## TASK OBJECTIVE
Please quote word for word the material below, from the line with "histogram-bar xyxy=(59,334,88,417)" to the line with "bars xyxy=(59,50,649,417)", both lines included.

START EXERCISE MATERIALS

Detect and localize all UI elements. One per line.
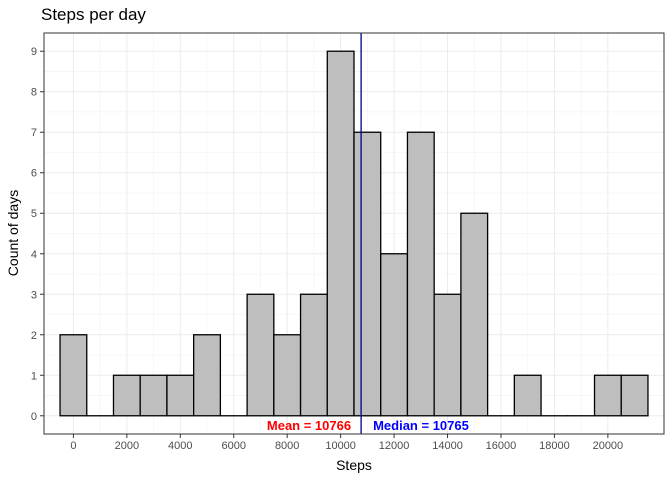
histogram-bar xyxy=(59,334,88,417)
y-tick-label: 9 xyxy=(31,46,37,58)
histogram-bar xyxy=(193,334,222,417)
x-tick-label: 12000 xyxy=(379,440,410,452)
y-tick-label: 3 xyxy=(31,289,37,301)
annotations: Mean = 10766 Median = 10765 xyxy=(267,418,469,433)
x-tick-label: 18000 xyxy=(539,440,570,452)
panel-border xyxy=(43,32,665,435)
histogram-bar xyxy=(380,253,409,417)
histogram-bar xyxy=(460,212,489,417)
x-tick-label: 0 xyxy=(70,440,76,452)
histogram-bar xyxy=(299,293,328,417)
y-tick-label: 8 xyxy=(31,87,37,99)
histogram-bar xyxy=(139,374,168,417)
x-tick-label: 4000 xyxy=(168,440,192,452)
x-tick-label: 10000 xyxy=(325,440,356,452)
y-tick-label: 0 xyxy=(31,411,37,423)
median-annotation: Median = 10765 xyxy=(373,418,469,433)
histogram-bar xyxy=(326,50,355,417)
histogram-bar xyxy=(406,131,435,417)
x-axis-title: Steps xyxy=(336,457,372,473)
histogram-bar xyxy=(593,374,622,417)
bars xyxy=(59,50,649,417)
y-tick-label: 6 xyxy=(31,168,37,180)
histogram-bar xyxy=(112,374,141,417)
x-axis-ticks: 0 2000 4000 6000 8000 10000 12000 14000 16000 180… xyxy=(70,434,623,452)
x-tick-label: 14000 xyxy=(432,440,463,452)
histogram-bar xyxy=(513,374,542,417)
histogram-bar xyxy=(273,334,302,417)
y-tick-label: 5 xyxy=(31,208,37,220)
histogram-bar xyxy=(353,131,382,417)
histogram-bar xyxy=(620,374,649,417)
histogram-bar xyxy=(246,293,275,417)
chart-title: Steps per day xyxy=(41,5,146,24)
histogram-bar xyxy=(166,374,195,417)
y-tick-label: 1 xyxy=(31,370,37,382)
y-tick-label: 7 xyxy=(31,127,37,139)
y-tick-label: 4 xyxy=(31,249,37,261)
y-axis-ticks: 0 1 2 3 4 5 6 7 8 9 xyxy=(31,46,44,423)
mean-annotation: Mean = 10766 xyxy=(267,418,351,433)
x-tick-label: 6000 xyxy=(221,440,245,452)
x-tick-label: 16000 xyxy=(486,440,517,452)
y-tick-label: 2 xyxy=(31,330,37,342)
y-axis-title: Count of days xyxy=(5,190,21,276)
histogram-bar xyxy=(433,293,462,417)
x-tick-label: 20000 xyxy=(593,440,624,452)
x-tick-label: 2000 xyxy=(115,440,139,452)
x-tick-label: 8000 xyxy=(275,440,299,452)
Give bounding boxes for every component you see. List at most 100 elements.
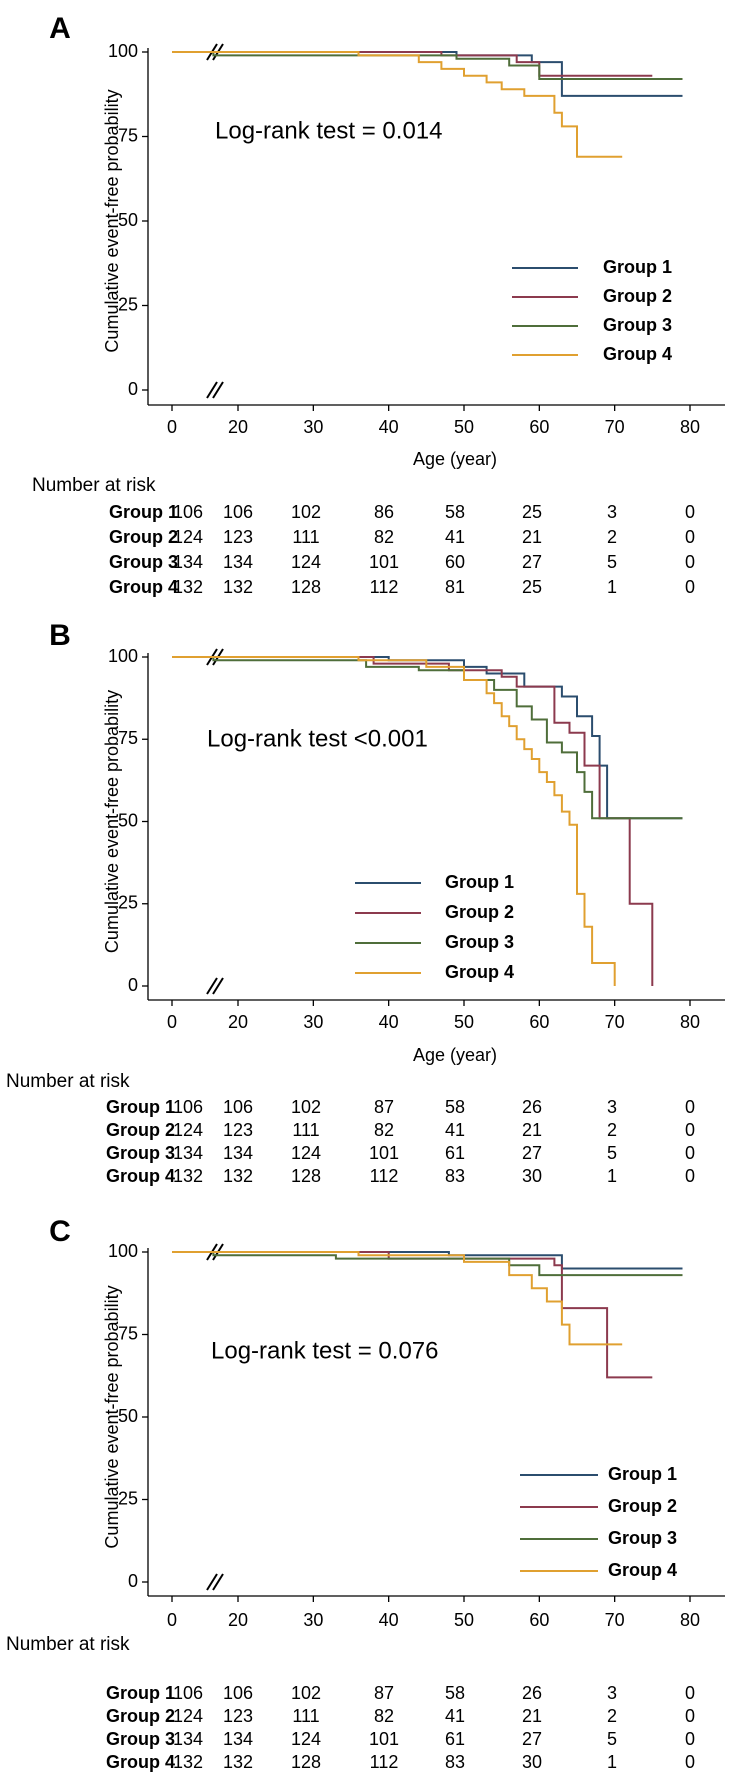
risk-value: 124 — [291, 552, 321, 572]
x-tick-label: 30 — [303, 1012, 323, 1032]
risk-value: 102 — [291, 1683, 321, 1703]
y-tick-label: 75 — [118, 1323, 138, 1343]
x-tick-label: 40 — [379, 417, 399, 437]
panel-label: C — [49, 1215, 71, 1248]
y-tick-label: 0 — [128, 1571, 138, 1591]
series-line-group-1 — [172, 1251, 683, 1270]
y-tick-label: 75 — [118, 728, 138, 748]
x-tick-label: 60 — [529, 417, 549, 437]
risk-value: 106 — [173, 1097, 203, 1117]
risk-value: 106 — [173, 502, 203, 522]
x-tick-label: 60 — [529, 1610, 549, 1630]
risk-value: 41 — [445, 527, 465, 547]
log-rank-annotation: Log-rank test = 0.014 — [215, 117, 442, 144]
y-tick-label: 0 — [128, 975, 138, 995]
risk-value: 0 — [685, 552, 695, 572]
series-line-group-3 — [172, 1251, 683, 1277]
risk-value: 124 — [291, 1729, 321, 1749]
risk-value: 25 — [522, 502, 542, 522]
risk-value: 3 — [607, 1683, 617, 1703]
risk-group-label: Group 4 — [106, 1752, 175, 1772]
legend-label: Group 2 — [445, 902, 514, 922]
legend: Group 1 Group 2 Group 3 Group 4 — [520, 1464, 677, 1580]
risk-table-title: Number at risk — [6, 1071, 130, 1092]
risk-value: 101 — [369, 1729, 399, 1749]
risk-value: 21 — [522, 527, 542, 547]
risk-value: 0 — [685, 502, 695, 522]
risk-value: 128 — [291, 1166, 321, 1186]
risk-value: 102 — [291, 1097, 321, 1117]
risk-table-title: Number at risk — [32, 475, 156, 496]
risk-value: 26 — [522, 1097, 542, 1117]
risk-value: 111 — [292, 527, 319, 547]
y-tick-label: 100 — [108, 646, 138, 666]
x-tick-label: 50 — [454, 1610, 474, 1630]
risk-value: 1 — [607, 1752, 617, 1772]
risk-value: 58 — [445, 1683, 465, 1703]
x-tick-label: 20 — [228, 1610, 248, 1630]
risk-value: 124 — [291, 1143, 321, 1163]
series-line-group-2 — [172, 656, 654, 986]
risk-value: 124 — [173, 1120, 203, 1140]
risk-value: 101 — [369, 1143, 399, 1163]
legend-label: Group 4 — [608, 1560, 677, 1580]
risk-value: 1 — [607, 1166, 617, 1186]
legend-label: Group 1 — [603, 257, 672, 277]
risk-value: 3 — [607, 1097, 617, 1117]
risk-value: 0 — [685, 1097, 695, 1117]
x-tick-label: 80 — [680, 417, 700, 437]
risk-group-label: Group 1 — [106, 1683, 175, 1703]
risk-value: 27 — [522, 552, 542, 572]
legend: Group 1 Group 2 Group 3 Group 4 — [512, 257, 672, 364]
risk-value: 123 — [223, 1120, 253, 1140]
risk-value: 81 — [445, 577, 465, 597]
series-line-group-4 — [172, 51, 623, 158]
risk-value: 0 — [685, 527, 695, 547]
legend-label: Group 1 — [608, 1464, 677, 1484]
risk-value: 134 — [223, 1143, 253, 1163]
risk-group-label: Group 1 — [106, 1097, 175, 1117]
risk-value: 58 — [445, 1097, 465, 1117]
risk-value: 123 — [223, 527, 253, 547]
risk-group-label: Group 4 — [106, 1166, 175, 1186]
risk-value: 2 — [607, 527, 617, 547]
risk-value: 101 — [369, 552, 399, 572]
risk-value: 0 — [685, 1120, 695, 1140]
risk-value: 111 — [292, 1120, 319, 1140]
risk-value: 2 — [607, 1706, 617, 1726]
risk-group-label: Group 4 — [109, 577, 178, 597]
risk-value: 134 — [173, 1143, 203, 1163]
panel-label: B — [49, 619, 71, 652]
risk-group-label: Group 1 — [109, 502, 178, 522]
risk-value: 61 — [445, 1143, 465, 1163]
x-axis-label: Age (year) — [413, 1045, 497, 1065]
legend-label: Group 2 — [603, 286, 672, 306]
axis-break-mark — [206, 381, 224, 399]
risk-group-label: Group 3 — [109, 552, 178, 572]
risk-value: 30 — [522, 1752, 542, 1772]
legend: Group 1 Group 2 Group 3 Group 4 — [355, 872, 514, 982]
risk-value: 0 — [685, 577, 695, 597]
risk-value: 0 — [685, 1683, 695, 1703]
log-rank-annotation: Log-rank test <0.001 — [207, 725, 428, 752]
x-tick-label: 20 — [228, 1012, 248, 1032]
risk-group-label: Group 2 — [106, 1120, 175, 1140]
risk-value: 0 — [685, 1706, 695, 1726]
risk-value: 106 — [223, 1097, 253, 1117]
x-tick-label: 0 — [167, 1610, 177, 1630]
risk-value: 58 — [445, 502, 465, 522]
x-tick-label: 30 — [303, 417, 323, 437]
x-axis-label: Age (year) — [413, 449, 497, 469]
legend-label: Group 4 — [603, 344, 672, 364]
y-tick-label: 50 — [118, 210, 138, 230]
y-tick-label: 75 — [118, 125, 138, 145]
x-tick-label: 70 — [605, 1012, 625, 1032]
axis-break-mark — [206, 977, 224, 995]
risk-value: 60 — [445, 552, 465, 572]
y-tick-label: 25 — [118, 893, 138, 913]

END EXERCISE MATERIALS

## REPLY
histogram-bar xyxy=(59,334,88,417)
y-tick-label: 9 xyxy=(31,46,37,58)
histogram-bar xyxy=(193,334,222,417)
x-tick-label: 12000 xyxy=(379,440,410,452)
y-tick-label: 3 xyxy=(31,289,37,301)
annotations: Mean = 10766 Median = 10765 xyxy=(267,418,469,433)
x-tick-label: 18000 xyxy=(539,440,570,452)
panel-border xyxy=(43,32,665,435)
histogram-bar xyxy=(380,253,409,417)
histogram-bar xyxy=(460,212,489,417)
x-tick-label: 0 xyxy=(70,440,76,452)
histogram-bar xyxy=(299,293,328,417)
y-tick-label: 8 xyxy=(31,87,37,99)
histogram-bar xyxy=(139,374,168,417)
x-tick-label: 4000 xyxy=(168,440,192,452)
x-tick-label: 10000 xyxy=(325,440,356,452)
y-tick-label: 0 xyxy=(31,411,37,423)
median-annotation: Median = 10765 xyxy=(373,418,469,433)
histogram-bar xyxy=(326,50,355,417)
histogram-bar xyxy=(406,131,435,417)
x-axis-title: Steps xyxy=(336,457,372,473)
histogram-bar xyxy=(593,374,622,417)
bars xyxy=(59,50,649,417)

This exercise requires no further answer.